**** PASSAGE SHOWN ****
Prevalence of Hepatitis C Among Australian Aboriginal and Torres Strait Islander people: A Systematic Review and Meta-Analysis

authors:

avatar Simon Graham 1 , * , avatar Mary-Ellen Harrod 2 , avatar Jenny Iversen 3 , avatar Jane Simone Hocking 1

Centre for Epidemiology and Biostatistics, School of Population and Global Health, University of Melbourne, Melbourne, Victoria, Australia
New South Wales Users and AIDS Association, Sydney, New South Wales, Australia
Kirby Institute, University of New South Wales, Sydney, New South Wales, Australia

how to cite: Graham S, Harrod M, Iversen J, Simone Hocking J. Prevalence of Hepatitis C Among Australian Aboriginal and Torres Strait Islander people: A Systematic Review and Meta-Analysis. Hepat Mon. 2016;16(7):e38640. https://doi.org/10.5812/hepatmon.38640.

Abstract

Context:

Aboriginal and Torres Strait Islanders (Aboriginal) account for approximately 3% of the Australian population. They have the poorest health, economic and social outcomes. Higher notification rates of hepatitis C antibodies (anti-HCV) have been reported among Aboriginal compared with non-Aboriginal people. The identification of Aboriginal people in national surveillance has some weaknesses, with only four of the eight jurisdictions included in national reporting. To address some of these limitations, we aim to estimate the pooled prevalence of anti-HCV among Aboriginal people in Australia.
**** DATA EXTRACTS ****
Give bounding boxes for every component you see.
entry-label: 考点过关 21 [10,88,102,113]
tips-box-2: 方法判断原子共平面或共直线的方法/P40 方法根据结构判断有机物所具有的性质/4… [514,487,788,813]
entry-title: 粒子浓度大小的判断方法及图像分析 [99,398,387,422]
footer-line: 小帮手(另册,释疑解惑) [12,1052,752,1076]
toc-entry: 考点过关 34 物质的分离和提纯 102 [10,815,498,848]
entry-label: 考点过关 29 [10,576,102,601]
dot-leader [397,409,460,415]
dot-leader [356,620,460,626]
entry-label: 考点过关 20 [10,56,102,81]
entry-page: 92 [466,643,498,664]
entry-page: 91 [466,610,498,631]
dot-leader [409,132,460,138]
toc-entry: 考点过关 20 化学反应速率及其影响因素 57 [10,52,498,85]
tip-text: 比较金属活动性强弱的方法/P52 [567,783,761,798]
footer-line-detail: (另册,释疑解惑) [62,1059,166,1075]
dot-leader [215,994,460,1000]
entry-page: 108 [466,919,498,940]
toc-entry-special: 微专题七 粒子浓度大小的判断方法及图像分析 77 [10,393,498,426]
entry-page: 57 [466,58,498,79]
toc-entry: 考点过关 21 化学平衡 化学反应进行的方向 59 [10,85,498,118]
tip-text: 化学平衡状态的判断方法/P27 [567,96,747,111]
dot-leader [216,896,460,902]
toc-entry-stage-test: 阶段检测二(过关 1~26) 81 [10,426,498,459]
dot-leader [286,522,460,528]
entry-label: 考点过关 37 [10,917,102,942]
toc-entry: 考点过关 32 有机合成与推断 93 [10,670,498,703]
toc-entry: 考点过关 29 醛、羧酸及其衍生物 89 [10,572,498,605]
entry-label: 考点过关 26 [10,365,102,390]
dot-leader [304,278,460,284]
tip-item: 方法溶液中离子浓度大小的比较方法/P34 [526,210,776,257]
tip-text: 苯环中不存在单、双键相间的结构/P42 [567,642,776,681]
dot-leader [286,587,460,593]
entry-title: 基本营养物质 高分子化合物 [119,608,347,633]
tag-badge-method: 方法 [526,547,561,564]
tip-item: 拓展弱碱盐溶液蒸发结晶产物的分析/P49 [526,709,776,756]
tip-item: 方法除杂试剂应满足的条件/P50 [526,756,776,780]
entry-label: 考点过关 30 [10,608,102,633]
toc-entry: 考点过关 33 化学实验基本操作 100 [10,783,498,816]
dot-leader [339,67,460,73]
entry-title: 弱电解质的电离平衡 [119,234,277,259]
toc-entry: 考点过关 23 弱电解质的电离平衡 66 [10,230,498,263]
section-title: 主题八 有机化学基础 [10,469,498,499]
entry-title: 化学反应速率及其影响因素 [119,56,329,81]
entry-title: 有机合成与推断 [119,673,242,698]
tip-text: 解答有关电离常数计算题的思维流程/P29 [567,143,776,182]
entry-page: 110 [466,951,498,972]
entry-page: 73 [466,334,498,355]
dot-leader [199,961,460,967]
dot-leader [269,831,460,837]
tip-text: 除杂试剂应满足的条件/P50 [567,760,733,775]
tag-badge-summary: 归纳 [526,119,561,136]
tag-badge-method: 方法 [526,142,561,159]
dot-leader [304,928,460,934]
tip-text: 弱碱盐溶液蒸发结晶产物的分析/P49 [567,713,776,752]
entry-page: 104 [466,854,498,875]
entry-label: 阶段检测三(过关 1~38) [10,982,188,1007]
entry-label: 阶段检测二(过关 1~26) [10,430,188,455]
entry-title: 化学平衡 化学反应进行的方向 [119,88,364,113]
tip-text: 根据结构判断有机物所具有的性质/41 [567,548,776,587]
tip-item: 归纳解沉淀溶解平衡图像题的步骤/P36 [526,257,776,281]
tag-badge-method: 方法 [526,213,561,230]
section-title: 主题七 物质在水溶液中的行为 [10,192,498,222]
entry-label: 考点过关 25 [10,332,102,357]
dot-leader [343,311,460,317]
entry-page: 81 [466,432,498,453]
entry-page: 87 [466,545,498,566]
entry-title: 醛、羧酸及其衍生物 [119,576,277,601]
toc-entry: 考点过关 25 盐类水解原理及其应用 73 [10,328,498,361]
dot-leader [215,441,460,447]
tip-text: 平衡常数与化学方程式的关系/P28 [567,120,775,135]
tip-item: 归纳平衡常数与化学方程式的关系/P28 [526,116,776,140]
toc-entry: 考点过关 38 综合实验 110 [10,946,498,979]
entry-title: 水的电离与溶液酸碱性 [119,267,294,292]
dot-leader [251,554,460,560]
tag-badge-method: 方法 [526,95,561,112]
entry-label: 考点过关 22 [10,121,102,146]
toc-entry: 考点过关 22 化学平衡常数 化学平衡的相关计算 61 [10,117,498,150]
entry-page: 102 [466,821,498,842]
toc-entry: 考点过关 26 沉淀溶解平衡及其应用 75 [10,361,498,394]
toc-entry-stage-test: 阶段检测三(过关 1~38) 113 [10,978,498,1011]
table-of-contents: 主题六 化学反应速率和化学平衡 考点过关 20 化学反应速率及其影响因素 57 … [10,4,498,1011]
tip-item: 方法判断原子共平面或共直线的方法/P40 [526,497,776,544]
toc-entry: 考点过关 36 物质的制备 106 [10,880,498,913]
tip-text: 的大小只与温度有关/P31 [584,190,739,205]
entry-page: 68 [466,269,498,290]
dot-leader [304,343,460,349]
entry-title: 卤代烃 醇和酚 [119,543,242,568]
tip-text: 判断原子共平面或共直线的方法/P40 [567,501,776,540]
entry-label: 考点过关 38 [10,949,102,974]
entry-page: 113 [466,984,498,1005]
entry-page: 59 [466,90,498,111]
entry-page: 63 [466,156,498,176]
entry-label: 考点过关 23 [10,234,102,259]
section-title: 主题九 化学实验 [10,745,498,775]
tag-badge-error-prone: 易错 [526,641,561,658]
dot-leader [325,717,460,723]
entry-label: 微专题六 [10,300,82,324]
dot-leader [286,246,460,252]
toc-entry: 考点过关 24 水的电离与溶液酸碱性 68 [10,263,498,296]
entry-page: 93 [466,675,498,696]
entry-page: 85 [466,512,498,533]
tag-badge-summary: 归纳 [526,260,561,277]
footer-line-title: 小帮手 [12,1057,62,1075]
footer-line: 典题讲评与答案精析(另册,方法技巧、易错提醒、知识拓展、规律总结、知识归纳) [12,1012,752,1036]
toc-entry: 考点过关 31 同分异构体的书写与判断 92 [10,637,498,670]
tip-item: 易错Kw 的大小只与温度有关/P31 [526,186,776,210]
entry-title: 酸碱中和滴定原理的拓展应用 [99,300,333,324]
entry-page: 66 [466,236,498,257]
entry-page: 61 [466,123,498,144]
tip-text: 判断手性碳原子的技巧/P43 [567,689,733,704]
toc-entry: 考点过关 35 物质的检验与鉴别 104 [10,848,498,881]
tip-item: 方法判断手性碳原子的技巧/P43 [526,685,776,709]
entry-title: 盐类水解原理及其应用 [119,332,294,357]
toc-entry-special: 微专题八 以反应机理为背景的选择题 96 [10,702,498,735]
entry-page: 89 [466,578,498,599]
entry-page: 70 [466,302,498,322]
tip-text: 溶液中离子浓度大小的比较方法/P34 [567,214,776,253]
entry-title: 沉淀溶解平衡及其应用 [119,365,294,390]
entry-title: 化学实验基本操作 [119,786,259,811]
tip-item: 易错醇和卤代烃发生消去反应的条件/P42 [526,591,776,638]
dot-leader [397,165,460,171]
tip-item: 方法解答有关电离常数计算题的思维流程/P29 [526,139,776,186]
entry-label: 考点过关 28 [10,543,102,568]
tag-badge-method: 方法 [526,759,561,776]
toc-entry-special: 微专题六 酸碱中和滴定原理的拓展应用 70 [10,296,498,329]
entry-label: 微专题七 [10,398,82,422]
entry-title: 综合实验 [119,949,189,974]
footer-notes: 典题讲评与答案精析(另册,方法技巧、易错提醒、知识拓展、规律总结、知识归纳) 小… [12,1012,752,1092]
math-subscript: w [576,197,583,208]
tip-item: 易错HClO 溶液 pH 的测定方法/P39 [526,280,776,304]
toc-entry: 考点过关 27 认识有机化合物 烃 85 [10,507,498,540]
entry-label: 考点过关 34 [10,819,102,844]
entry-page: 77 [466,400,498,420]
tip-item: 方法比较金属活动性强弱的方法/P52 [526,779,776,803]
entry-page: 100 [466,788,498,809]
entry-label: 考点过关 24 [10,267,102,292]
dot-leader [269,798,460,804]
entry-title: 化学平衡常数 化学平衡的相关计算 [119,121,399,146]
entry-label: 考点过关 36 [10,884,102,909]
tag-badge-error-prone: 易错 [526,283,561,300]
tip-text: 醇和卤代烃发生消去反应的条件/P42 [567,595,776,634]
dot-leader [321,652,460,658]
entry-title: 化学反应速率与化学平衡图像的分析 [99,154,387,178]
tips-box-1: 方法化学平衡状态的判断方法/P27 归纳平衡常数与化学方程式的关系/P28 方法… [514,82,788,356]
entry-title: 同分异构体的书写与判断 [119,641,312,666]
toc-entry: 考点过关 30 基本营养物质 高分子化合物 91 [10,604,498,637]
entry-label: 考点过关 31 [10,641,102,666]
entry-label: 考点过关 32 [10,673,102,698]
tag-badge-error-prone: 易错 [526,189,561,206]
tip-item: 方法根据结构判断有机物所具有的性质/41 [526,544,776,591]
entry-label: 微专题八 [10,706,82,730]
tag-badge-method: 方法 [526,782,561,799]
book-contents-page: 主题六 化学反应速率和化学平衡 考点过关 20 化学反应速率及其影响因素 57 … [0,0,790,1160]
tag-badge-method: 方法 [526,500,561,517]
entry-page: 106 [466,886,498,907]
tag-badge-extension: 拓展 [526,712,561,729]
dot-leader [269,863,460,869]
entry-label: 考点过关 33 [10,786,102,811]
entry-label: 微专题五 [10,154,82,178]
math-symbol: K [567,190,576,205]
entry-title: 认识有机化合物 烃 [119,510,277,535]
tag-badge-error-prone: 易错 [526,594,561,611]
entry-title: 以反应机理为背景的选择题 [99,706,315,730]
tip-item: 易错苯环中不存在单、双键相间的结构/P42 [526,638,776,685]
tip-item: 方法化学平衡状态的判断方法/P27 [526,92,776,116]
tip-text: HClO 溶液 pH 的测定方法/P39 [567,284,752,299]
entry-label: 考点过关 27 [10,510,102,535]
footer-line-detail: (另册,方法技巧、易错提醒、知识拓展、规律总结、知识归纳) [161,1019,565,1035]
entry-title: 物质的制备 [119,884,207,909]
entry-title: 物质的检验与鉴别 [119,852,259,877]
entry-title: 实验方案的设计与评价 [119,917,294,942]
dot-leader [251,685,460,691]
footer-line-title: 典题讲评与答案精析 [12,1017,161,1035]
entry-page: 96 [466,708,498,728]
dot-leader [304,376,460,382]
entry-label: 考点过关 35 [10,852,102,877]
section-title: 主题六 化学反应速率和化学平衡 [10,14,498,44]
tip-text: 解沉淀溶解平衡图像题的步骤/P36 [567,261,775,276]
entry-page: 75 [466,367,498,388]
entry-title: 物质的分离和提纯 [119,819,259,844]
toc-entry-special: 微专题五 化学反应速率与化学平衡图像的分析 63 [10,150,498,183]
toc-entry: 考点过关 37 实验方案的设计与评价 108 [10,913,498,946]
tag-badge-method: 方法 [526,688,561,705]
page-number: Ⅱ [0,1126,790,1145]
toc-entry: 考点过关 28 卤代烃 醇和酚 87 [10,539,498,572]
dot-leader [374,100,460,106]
****
# TO DO:
[1] In one to three sentences, explain why the hepatitis C review sets out to estimate the pooled prevalence of anti-HCV among Aboriginal people in Australia.
[2] Reproduce the stretch of the hepatitis C review from "how to cite: Graham" through "people in Australia.".

# TASK-BY-TASK OUTPUTS:
[1] The authors want to address limitations in how national surveillance identifies Aboriginal people. Only four of the eight jurisdictions are included in national reporting.

[2]
how to cite: Graham S, Harrod M, Iversen J, Simone Hocking J. Prevalence of Hepatitis C Among Australian Aboriginal and Torres Strait Islander people: A Systematic Review and Meta-Analysis. Hepat Mon. 2016;16(7):e38640. https://doi.org/10.5812/hepatmon.38640.

Abstract

Context:

Aboriginal and Torres Strait Islanders (Aboriginal) account for approximately 3% of the Australian population. They have the poorest health, economic and social outcomes. Higher notification rates of hepatitis C antibodies (anti-HCV) have been reported among Aboriginal compared with non-Aboriginal people. The identification of Aboriginal people in national surveillance has some weaknesses, with only four of the eight jurisdictions included in national reporting. To address some of these limitations, we aim to estimate the pooled prevalence of anti-HCV among Aboriginal people in Australia.